▶ [Exercise] Count how many lines of the material below have the word "icon" and give only the number.

▶ [Provided records]
--*--
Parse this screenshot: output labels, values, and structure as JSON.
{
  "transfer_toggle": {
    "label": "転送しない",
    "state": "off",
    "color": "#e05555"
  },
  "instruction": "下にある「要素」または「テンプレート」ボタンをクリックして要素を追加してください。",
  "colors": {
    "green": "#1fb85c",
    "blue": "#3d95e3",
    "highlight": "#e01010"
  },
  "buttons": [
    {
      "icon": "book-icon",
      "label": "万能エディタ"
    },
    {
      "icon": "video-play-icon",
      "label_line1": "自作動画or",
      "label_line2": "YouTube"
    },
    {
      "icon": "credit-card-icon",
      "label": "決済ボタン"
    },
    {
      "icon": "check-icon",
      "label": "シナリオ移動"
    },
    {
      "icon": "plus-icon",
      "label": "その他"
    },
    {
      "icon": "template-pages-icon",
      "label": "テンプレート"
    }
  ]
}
--*--
▶ [Task response] 6